§ EXERCISE AIM
From the listing below, count the lines where the string "directly" occurs. Give the number, with no other words.

§ Stored records
## Start
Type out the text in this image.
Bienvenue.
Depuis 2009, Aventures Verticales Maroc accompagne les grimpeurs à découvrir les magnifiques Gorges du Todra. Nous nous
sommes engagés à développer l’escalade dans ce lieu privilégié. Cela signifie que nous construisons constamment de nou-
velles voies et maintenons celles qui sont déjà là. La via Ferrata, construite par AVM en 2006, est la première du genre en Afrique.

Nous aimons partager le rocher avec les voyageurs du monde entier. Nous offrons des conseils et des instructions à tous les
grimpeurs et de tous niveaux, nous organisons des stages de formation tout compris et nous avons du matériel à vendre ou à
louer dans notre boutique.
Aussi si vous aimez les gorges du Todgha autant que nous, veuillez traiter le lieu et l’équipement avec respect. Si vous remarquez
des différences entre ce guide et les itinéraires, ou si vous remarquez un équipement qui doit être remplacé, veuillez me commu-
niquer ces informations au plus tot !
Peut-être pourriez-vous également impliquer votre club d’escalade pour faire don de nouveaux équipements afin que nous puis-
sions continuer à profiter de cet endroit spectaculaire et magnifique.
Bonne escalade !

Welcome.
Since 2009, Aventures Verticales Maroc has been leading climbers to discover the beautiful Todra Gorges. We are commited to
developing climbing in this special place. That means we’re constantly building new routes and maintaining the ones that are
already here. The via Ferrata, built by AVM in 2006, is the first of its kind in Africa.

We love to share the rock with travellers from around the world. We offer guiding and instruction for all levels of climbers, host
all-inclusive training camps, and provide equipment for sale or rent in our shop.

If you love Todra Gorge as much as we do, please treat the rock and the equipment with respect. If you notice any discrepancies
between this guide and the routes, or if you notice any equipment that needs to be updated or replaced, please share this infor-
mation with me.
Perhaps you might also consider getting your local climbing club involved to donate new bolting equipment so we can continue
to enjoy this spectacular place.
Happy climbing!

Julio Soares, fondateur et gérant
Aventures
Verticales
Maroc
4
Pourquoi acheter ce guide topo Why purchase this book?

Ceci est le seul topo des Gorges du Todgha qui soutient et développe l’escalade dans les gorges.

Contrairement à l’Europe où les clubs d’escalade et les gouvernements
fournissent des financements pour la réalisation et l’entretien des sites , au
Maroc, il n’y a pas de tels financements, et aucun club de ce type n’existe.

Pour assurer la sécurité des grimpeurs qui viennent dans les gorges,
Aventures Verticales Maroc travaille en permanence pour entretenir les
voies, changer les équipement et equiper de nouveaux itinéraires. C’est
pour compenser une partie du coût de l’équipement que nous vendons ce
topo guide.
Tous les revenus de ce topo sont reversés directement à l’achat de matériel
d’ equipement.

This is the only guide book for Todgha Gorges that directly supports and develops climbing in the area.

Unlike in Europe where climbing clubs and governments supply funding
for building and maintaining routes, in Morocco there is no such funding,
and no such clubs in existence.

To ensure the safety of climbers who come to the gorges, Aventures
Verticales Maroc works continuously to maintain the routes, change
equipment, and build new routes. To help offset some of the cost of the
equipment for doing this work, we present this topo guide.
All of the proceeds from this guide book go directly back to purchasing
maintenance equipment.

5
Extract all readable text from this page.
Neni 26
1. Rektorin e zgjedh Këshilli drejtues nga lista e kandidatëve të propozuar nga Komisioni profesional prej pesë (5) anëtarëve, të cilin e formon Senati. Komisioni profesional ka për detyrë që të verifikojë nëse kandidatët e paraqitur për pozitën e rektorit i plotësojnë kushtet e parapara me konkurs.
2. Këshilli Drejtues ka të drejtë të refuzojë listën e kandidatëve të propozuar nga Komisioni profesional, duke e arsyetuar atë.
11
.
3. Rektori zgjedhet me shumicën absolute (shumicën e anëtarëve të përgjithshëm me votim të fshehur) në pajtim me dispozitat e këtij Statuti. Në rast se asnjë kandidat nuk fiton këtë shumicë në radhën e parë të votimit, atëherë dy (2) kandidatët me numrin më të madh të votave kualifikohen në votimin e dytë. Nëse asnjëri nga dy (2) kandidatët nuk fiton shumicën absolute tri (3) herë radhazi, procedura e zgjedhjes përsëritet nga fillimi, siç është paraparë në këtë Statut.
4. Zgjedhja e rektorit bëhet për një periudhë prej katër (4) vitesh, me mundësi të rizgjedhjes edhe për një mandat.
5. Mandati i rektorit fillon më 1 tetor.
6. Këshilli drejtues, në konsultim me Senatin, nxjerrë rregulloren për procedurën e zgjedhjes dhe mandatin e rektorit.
## End
§ REPLY TO THE TASK
2